- _Document section_
====================

When I was pitching my new biography of Art Ross, I kept saying to publishing people that Ross’s name was one that every hockey fan already knew … even if they didn’t know why. That’s because, ever since the 1947-48 season, the player that leads the NHL in scoring has been rewarded with the Art Ross Trophy. As I say very early in my book, Art Ross was so much more than just a name on a trophy. But what if the NHL scoring trophy had a different name?

My experience has been that most people think the Art Ross Trophy was created by the NHL to honour Art Ross. That’s not true. None of the NHL’s early trophies were actually created by the league. Each piece of silverware was purchased independently by an individual donor who wished to turn it over to the NHL. Even the Vezina Trophy, which WAS named for Canadiens goaltender Georges Vezina, was purchased by the owners of the Canadiens and donated to the league in 1926 to honour Vezina after his career, and then his life, was cut short by tuberculosis. Previously, the Hart and Lady Byng, and later the Calder, were all originally named for the men and women who purchased those trophies and donated them to the NHL. Like those trophies, the Art Ross Trophy was actually purchased by Art Ross, along with his sons Arthur Stuart Ross and John Ross, and that’s why it bears his name to this day.

Ross engraving

Still, it’s unclear why the NHL went more than 20 years after the donation of a trophy to recognize the league’s best goaltender before someone finally chose to honour the league’s best scorer. Charlie Conacher, a two-time NHL scoring champion (and five-time goal-scoring champion), certainly thought it was odd.

In a daily column he wrote for Toronto’s Globe and Mail newspaper during the 1936-37 season, Conacher noted on February 12, 1937: “It is the ambition of every forward to make his goals and assists reach a larger total than that of any of his rivals. I know I was always under the impression that there was a trophy for realizing this ambition until I finally was successful. Then, the year I led the league I found that with the honour went no prize that I could keep for later years.” In his column a day later – while admitting that the NHL’s maximum salary of $7,000 was a lot of money (!!!) – Conacher added that, in addition to a trophy, a cash bonus for winning the scoring title would be nice too.

====================

- _Work task 1_
Answer these questions using the Art Ross Trophy passage:
(a) Since which season has the NHL's scoring leader received the Art Ross Trophy?
(b) Who bought the Vezina Trophy and gave it to the league in 1926?
(c) What amount does Conacher give as the NHL's maximum salary?
- _Work task 2_
Translate this sentence from the Art Ross Trophy passage into Spanish: "None of the NHL’s early trophies were actually created by the league."
- _Work task 3_
Print the part of the Art Ross Trophy passage between "When I was pitching" and "a different name?", inclusive.
The material after this point comes from a separate source.

====================

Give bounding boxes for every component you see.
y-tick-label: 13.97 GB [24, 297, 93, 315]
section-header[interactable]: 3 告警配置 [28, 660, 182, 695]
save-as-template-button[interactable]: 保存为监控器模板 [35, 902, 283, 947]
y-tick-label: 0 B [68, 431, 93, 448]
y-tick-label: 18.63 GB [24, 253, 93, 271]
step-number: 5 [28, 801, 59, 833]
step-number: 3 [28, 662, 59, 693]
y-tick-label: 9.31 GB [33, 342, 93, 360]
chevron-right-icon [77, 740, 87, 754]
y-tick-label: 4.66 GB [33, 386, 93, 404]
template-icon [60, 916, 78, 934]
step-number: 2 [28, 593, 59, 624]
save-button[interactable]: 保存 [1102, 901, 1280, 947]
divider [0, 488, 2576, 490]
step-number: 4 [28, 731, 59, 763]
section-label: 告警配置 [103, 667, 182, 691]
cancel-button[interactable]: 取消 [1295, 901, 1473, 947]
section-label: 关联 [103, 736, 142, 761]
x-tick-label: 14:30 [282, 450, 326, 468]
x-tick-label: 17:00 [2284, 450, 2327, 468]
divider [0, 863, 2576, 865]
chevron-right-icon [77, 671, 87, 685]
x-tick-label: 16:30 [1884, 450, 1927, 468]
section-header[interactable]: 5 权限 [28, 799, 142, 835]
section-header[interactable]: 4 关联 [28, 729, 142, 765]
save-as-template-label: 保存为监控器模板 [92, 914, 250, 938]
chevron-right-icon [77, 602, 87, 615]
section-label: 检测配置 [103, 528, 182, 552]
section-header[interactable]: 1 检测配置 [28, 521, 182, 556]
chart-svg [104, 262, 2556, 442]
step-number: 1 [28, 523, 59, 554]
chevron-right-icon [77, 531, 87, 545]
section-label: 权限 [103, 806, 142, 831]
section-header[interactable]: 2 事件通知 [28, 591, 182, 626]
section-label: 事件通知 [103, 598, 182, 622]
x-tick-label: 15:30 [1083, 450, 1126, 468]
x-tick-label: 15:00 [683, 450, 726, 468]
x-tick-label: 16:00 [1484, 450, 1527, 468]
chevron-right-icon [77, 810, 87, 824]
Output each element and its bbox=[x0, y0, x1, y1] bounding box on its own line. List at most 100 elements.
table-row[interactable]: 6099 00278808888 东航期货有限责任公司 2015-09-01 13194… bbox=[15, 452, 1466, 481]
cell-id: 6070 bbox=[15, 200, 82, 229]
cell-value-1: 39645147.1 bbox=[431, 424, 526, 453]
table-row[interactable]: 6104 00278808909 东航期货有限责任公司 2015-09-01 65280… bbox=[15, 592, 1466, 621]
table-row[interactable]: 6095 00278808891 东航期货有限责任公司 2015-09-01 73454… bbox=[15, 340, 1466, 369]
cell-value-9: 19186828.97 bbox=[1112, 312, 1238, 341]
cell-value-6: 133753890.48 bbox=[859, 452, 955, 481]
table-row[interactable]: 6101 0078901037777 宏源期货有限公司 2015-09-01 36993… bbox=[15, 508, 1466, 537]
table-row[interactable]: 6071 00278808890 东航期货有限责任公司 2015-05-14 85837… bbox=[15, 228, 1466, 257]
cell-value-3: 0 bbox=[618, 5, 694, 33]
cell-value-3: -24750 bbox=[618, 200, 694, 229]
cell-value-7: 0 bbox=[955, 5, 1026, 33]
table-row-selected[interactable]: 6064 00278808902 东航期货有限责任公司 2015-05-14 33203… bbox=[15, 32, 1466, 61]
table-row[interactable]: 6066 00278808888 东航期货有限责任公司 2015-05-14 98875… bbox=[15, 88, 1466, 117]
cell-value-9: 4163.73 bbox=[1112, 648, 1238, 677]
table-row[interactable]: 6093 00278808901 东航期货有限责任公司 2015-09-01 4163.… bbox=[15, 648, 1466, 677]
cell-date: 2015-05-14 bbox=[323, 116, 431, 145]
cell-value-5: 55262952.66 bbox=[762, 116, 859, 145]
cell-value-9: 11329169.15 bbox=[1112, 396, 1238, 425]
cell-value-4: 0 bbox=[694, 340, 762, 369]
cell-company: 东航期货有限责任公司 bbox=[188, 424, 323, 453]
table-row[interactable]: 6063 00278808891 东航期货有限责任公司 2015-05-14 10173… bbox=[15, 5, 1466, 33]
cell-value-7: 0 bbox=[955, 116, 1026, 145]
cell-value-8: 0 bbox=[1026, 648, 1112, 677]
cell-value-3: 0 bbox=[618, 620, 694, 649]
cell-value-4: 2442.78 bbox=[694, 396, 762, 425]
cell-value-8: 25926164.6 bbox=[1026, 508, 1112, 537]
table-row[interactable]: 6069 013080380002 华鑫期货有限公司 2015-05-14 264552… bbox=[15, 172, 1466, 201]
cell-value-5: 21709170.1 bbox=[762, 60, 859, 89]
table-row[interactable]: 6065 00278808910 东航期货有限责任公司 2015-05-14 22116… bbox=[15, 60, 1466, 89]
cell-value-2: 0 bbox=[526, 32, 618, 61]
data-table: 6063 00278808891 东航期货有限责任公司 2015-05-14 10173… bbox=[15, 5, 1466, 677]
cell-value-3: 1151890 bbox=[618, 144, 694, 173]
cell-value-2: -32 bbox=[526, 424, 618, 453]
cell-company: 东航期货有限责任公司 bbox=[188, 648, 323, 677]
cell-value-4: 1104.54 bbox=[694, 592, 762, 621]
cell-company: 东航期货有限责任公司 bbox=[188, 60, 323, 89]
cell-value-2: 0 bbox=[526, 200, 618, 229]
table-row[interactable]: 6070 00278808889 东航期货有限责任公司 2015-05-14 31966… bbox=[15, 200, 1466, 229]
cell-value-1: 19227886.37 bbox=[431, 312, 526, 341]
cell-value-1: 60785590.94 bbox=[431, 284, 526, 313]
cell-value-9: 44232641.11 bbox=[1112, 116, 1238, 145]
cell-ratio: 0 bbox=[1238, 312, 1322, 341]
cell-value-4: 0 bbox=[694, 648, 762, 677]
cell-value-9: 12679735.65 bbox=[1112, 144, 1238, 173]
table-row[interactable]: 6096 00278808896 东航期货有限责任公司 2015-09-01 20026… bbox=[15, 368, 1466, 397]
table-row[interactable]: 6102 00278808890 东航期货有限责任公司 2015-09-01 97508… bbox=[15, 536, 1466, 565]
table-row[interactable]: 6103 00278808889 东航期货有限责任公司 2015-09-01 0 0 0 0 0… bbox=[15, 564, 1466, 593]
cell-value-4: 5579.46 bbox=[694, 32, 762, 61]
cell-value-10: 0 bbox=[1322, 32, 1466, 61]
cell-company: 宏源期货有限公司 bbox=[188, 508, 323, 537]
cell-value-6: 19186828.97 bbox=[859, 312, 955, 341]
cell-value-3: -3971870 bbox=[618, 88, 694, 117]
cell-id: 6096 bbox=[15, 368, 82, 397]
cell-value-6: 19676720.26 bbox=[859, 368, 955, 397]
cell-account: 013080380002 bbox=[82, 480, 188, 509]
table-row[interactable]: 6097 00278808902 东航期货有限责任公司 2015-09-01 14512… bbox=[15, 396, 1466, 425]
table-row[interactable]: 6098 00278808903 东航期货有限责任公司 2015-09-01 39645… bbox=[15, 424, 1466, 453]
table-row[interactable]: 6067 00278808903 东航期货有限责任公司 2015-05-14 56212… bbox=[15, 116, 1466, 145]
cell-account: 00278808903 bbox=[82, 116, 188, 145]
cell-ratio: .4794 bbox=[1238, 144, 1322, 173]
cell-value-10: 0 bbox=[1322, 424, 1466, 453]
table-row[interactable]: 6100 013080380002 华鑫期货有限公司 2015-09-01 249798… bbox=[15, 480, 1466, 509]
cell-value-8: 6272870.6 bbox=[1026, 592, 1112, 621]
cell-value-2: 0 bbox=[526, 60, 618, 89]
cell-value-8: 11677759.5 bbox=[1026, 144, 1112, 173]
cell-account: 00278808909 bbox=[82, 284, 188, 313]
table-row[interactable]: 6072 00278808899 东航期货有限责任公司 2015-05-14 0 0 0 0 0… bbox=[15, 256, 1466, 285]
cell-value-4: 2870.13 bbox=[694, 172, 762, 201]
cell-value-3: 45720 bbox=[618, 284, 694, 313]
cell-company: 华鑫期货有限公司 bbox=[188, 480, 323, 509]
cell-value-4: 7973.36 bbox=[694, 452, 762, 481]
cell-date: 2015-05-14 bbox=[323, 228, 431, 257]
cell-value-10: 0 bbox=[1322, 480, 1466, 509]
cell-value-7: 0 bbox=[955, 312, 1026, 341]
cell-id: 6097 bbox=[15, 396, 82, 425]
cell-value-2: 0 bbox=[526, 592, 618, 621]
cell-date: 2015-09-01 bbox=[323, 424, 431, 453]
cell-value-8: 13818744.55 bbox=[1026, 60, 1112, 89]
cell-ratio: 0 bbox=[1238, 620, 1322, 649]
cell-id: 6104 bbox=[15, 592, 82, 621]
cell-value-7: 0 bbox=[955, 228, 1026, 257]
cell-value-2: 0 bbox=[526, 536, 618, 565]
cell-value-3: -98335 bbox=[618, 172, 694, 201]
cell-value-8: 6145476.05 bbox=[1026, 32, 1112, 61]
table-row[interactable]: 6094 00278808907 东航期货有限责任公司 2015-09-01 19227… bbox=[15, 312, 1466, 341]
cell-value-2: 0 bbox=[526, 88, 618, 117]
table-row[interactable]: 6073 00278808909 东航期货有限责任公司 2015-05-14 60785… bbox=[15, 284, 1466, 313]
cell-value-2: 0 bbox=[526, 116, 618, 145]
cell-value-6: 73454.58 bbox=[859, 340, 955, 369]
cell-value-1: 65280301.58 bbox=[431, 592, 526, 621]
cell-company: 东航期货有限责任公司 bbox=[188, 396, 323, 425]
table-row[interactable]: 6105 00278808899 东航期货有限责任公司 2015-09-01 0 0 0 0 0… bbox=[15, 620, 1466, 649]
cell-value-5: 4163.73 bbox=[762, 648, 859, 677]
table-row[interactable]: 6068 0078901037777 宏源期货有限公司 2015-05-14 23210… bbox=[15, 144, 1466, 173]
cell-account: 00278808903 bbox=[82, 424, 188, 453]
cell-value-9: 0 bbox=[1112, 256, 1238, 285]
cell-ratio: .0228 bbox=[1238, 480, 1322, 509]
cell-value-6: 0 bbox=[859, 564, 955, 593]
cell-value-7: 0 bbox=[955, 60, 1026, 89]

====================

- _Result 1_
(a) The 1947-48 season.
(b) The owners of the Canadiens.
(c) $7,000.

- _Result 2_
Ninguno de los primeros trofeos de la NHL fue creado realmente por la liga.

- _Result 3_
When I was pitching my new biography of Art Ross, I kept saying to publishing people that Ross’s name was one that every hockey fan already knew … even if they didn’t know why. That’s because, ever since the 1947-48 season, the player that leads the NHL in scoring has been rewarded with the Art Ross Trophy. As I say very early in my book, Art Ross was so much more than just a name on a trophy. But what if the NHL scoring trophy had a different name?